*** SELECTED PASSAGE ***

Evaluates sampling-based Bayesian inference (different variants of MCMC, SMC) for the 6D pose estimation of objects using depth images and CAD models only. This code has been produced during while writing my Ph.D. (Dr.-Ing.) thesis at the institut of automatic control, RWTH Aachen University. If you find it helpful for your research please cite this:
T. Redick, „Bayesian inference for CAD-based pose estimation on depth images for robotic manipulation“, RWTH Aachen University, 2024. doi: 10.18154/RWTH-2024-04533.
I submitted my results of the best performing SMC sampler to the BOP benchmark with two different time budgets per pose estimate:
- 1 second: https://bop.felk.cvut.cz/method_info/458/
- 0.5 seconds: https://bop.felk.cvut.cz/method_info/457/
Since this code has been written, before [sources]
has been supported in Project.toml and I didn't register my standalone Julia packages, you might need these in manually:
- https://github.com/rwth-irt/BayesNet.jl - Type stable implementation of a Bayesian network.

*** End of SELECTED PASSAGE ***
*** RECORDS SUPPLIED ***

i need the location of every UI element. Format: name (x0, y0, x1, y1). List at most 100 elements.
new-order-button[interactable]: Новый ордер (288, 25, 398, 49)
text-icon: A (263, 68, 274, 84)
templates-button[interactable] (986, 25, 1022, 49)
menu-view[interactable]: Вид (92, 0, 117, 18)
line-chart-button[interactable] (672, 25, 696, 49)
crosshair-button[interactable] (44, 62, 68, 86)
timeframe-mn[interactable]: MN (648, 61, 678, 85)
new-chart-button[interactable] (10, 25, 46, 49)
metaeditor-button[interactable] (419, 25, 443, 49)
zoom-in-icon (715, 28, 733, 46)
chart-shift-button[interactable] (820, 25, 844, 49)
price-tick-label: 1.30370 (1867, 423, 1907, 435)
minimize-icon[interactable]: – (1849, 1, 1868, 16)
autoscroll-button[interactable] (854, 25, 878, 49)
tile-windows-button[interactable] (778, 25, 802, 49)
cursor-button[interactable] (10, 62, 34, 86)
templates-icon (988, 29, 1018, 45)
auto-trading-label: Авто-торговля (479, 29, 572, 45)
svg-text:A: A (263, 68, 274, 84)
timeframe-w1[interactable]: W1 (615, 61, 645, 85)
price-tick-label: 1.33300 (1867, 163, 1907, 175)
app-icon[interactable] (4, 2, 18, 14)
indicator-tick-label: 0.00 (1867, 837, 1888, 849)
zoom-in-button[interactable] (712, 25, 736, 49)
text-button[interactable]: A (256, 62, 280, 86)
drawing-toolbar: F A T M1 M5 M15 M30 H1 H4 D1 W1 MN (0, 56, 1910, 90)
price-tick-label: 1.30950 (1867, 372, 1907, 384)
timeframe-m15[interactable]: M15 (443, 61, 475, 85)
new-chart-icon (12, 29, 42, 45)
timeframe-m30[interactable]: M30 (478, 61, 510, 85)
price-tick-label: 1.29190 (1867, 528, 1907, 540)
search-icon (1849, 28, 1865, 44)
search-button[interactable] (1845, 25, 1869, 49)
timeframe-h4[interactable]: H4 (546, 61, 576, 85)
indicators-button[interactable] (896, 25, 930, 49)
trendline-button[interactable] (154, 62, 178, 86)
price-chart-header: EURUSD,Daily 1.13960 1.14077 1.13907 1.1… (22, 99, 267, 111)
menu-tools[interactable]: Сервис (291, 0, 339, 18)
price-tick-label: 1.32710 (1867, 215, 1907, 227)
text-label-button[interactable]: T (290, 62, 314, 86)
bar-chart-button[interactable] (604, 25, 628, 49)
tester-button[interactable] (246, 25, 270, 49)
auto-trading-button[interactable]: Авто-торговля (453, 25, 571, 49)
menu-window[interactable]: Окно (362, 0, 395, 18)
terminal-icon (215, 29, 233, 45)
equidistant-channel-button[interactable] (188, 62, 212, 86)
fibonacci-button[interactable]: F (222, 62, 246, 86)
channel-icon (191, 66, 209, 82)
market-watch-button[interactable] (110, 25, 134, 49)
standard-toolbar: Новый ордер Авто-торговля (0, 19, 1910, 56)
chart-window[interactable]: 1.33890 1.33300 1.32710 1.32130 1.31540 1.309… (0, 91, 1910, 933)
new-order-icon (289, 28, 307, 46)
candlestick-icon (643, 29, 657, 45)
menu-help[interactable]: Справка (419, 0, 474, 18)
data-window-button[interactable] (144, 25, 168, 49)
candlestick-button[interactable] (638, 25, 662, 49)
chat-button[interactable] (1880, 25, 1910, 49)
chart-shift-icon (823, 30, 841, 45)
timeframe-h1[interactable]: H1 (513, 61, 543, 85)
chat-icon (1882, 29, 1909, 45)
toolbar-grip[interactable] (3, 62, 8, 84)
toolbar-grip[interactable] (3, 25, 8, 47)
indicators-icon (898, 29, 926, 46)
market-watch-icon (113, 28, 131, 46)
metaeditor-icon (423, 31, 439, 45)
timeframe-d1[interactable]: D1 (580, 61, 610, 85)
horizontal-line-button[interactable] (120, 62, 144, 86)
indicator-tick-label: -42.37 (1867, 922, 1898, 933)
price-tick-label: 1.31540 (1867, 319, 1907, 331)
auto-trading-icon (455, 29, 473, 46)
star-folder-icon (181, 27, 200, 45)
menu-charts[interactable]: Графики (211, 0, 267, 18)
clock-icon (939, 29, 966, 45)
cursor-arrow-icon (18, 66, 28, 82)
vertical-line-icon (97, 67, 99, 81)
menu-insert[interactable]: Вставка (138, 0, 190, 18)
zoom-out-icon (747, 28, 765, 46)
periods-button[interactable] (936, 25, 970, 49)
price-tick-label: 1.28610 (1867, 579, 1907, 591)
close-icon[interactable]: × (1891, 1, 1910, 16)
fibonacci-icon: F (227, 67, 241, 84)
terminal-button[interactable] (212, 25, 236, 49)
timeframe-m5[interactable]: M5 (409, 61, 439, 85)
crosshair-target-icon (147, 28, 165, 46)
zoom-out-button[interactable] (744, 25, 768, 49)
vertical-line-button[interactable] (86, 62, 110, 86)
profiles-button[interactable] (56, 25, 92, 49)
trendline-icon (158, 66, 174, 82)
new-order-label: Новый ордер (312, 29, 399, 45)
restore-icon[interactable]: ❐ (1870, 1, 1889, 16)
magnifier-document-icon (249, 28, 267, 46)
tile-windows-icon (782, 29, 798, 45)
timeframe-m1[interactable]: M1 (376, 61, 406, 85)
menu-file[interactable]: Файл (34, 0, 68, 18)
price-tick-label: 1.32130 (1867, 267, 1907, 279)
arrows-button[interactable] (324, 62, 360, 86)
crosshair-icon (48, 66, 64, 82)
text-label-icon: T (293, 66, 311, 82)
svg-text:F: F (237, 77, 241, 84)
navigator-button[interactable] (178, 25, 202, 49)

*** End of RECORDS SUPPLIED ***

- _TO DO_
1. Please check the pose-estimation text against each statement below and answer yes or no, quoting the words of the text that decide it: (a) The code was produced at RWTH Aachen University. (b) The method relies on color images together with CAD models. (c) The results sent to the BOP benchmark used a single time budget per pose estimate.
2. Resume the pose-estimation text after its final line and carry it forward in the same style.

- _ANSWERS BELOW_
1.
(a) Yes: "at the institut of automatic control, RWTH Aachen University"
(b) No: "using depth images and CAD models only"
(c) No: "with two different time budgets per pose estimate"

2.
- https://github.com/rwth-irt/KernelDistributions.jl - Subset of Distributions.jl which can be used in CUDA kernels.
- https://github.com/rwth-irt/PoseErrors.jl - 6D pose error metrics from BOP Challenge
- https://github.com/rwth-irt/SciGL.jlhttps://github.com/rwth-irt/SciGL.jl - Efficient rendering in OpenGL and CUDA interop for julia
- https://github.com/rwth-irt/BlenderProc.DissTimRedick - BlenderProc setup to generate the synthetic datasets from my dissertation.
v5.0.0 introduced some changes which negatively impact performance
- when assigning
prior_o[mask_img] .= ...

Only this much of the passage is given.